— Task prompt —
Repeat the lines that follow, leaving nothing out.

— Dataset —

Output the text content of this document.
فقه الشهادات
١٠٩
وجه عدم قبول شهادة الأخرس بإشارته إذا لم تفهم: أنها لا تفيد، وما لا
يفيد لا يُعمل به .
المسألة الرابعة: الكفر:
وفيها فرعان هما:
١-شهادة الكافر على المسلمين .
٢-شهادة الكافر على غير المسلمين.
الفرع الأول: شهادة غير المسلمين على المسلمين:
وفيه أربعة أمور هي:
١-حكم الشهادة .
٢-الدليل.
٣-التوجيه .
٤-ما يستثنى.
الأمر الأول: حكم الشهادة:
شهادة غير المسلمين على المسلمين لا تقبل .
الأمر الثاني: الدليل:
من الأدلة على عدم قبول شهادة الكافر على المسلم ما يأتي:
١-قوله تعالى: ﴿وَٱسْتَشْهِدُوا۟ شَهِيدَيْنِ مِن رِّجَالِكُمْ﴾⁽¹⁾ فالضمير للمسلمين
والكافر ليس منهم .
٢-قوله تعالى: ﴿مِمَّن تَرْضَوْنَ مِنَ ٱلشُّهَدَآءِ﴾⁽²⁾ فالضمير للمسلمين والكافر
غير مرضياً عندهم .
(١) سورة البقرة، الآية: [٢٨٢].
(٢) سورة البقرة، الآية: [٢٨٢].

— Exercise solution —
Output the text content of this document.
فقه الشهادات
١٠٩
وجه عدم قبول شهادة الأخرس بإشارته إذا لم تفهم: أنها لا تفيد، وما لا
يفيد لا يُعمل به .
المسألة الرابعة: الكفر:
وفيها فرعان هما:
١-شهادة الكافر على المسلمين .
٢-شهادة الكافر على غير المسلمين.
الفرع الأول: شهادة غير المسلمين على المسلمين:
وفيه أربعة أمور هي:
١-حكم الشهادة .
٢-الدليل.
٣-التوجيه .
٤-ما يستثنى.
الأمر الأول: حكم الشهادة:
شهادة غير المسلمين على المسلمين لا تقبل .
الأمر الثاني: الدليل:
من الأدلة على عدم قبول شهادة الكافر على المسلم ما يأتي:
١-قوله تعالى: ﴿وَٱسْتَشْهِدُوا۟ شَهِيدَيْنِ مِن رِّجَالِكُمْ﴾⁽¹⁾ فالضمير للمسلمين
والكافر ليس منهم .
٢-قوله تعالى: ﴿مِمَّن تَرْضَوْنَ مِنَ ٱلشُّهَدَآءِ﴾⁽²⁾ فالضمير للمسلمين والكافر
غير مرضياً عندهم .
(١) سورة البقرة، الآية: [٢٨٢].
(٢) سورة البقرة، الآية: [٢٨٢].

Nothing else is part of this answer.